Reproduce each record below exactly as written.
══ RECORD SET ══
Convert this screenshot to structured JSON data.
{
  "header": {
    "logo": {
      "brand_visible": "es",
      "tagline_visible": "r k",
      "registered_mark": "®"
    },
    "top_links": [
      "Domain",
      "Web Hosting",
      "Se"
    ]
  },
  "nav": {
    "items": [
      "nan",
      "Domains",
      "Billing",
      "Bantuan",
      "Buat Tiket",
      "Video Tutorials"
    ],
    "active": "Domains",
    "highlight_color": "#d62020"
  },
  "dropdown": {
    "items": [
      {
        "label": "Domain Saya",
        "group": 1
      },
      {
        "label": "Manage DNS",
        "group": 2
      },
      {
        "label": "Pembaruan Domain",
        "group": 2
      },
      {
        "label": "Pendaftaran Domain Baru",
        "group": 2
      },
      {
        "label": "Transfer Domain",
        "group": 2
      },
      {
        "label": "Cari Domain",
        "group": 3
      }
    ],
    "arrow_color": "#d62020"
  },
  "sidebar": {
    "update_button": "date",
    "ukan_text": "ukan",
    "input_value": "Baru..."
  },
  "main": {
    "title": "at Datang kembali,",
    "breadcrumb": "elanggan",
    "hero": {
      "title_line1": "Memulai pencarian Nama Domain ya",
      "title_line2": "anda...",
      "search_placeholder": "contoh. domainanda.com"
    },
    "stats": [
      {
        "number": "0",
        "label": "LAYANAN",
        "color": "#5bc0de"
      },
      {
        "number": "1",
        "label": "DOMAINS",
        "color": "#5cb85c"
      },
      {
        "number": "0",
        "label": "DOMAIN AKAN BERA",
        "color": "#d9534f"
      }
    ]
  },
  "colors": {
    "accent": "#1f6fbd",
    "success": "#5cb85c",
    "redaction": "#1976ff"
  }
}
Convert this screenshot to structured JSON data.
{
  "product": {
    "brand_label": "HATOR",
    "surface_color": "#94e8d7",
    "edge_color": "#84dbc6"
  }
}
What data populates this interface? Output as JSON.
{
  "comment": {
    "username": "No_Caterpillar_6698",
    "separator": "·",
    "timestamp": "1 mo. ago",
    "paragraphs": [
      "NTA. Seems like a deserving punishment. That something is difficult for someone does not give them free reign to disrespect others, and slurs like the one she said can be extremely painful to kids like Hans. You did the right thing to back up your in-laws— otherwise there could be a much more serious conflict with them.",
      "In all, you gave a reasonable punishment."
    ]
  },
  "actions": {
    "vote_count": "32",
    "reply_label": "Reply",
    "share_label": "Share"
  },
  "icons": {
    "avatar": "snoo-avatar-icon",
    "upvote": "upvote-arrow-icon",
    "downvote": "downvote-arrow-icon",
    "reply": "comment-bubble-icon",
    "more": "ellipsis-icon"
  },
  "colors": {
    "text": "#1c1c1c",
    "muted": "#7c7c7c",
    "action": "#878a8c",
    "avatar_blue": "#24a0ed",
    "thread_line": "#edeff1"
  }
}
═══
## SOLUTION FOR THIS TASK
Convert this screenshot to structured JSON data.
{
  "header": {
    "logo": {
      "brand_visible": "es",
      "tagline_visible": "r k",
      "registered_mark": "®"
    },
    "top_links": [
      "Domain",
      "Web Hosting",
      "Se"
    ]
  },
  "nav": {
    "items": [
      "nan",
      "Domains",
      "Billing",
      "Bantuan",
      "Buat Tiket",
      "Video Tutorials"
    ],
    "active": "Domains",
    "highlight_color": "#d62020"
  },
  "dropdown": {
    "items": [
      {
        "label": "Domain Saya",
        "group": 1
      },
      {
        "label": "Manage DNS",
        "group": 2
      },
      {
        "label": "Pembaruan Domain",
        "group": 2
      },
      {
        "label": "Pendaftaran Domain Baru",
        "group": 2
      },
      {
        "label": "Transfer Domain",
        "group": 2
      },
      {
        "label": "Cari Domain",
        "group": 3
      }
    ],
    "arrow_color": "#d62020"
  },
  "sidebar": {
    "update_button": "date",
    "ukan_text": "ukan",
    "input_value": "Baru..."
  },
  "main": {
    "title": "at Datang kembali,",
    "breadcrumb": "elanggan",
    "hero": {
      "title_line1": "Memulai pencarian Nama Domain ya",
      "title_line2": "anda...",
      "search_placeholder": "contoh. domainanda.com"
    },
    "stats": [
      {
        "number": "0",
        "label": "LAYANAN",
        "color": "#5bc0de"
      },
      {
        "number": "1",
        "label": "DOMAINS",
        "color": "#5cb85c"
      },
      {
        "number": "0",
        "label": "DOMAIN AKAN BERA",
        "color": "#d9534f"
      }
    ]
  },
  "colors": {
    "accent": "#1f6fbd",
    "success": "#5cb85c",
    "redaction": "#1976ff"
  }
}
Convert this screenshot to structured JSON data.
{
  "product": {
    "brand_label": "HATOR",
    "surface_color": "#94e8d7",
    "edge_color": "#84dbc6"
  }
}
What data populates this interface? Output as JSON.
{
  "comment": {
    "username": "No_Caterpillar_6698",
    "separator": "·",
    "timestamp": "1 mo. ago",
    "paragraphs": [
      "NTA. Seems like a deserving punishment. That something is difficult for someone does not give them free reign to disrespect others, and slurs like the one she said can be extremely painful to kids like Hans. You did the right thing to back up your in-laws— otherwise there could be a much more serious conflict with them.",
      "In all, you gave a reasonable punishment."
    ]
  },
  "actions": {
    "vote_count": "32",
    "reply_label": "Reply",
    "share_label": "Share"
  },
  "icons": {
    "avatar": "snoo-avatar-icon",
    "upvote": "upvote-arrow-icon",
    "downvote": "downvote-arrow-icon",
    "reply": "comment-bubble-icon",
    "more": "ellipsis-icon"
  },
  "colors": {
    "text": "#1c1c1c",
    "muted": "#7c7c7c",
    "action": "#878a8c",
    "avatar_blue": "#24a0ed",
    "thread_line": "#edeff1"
  }
}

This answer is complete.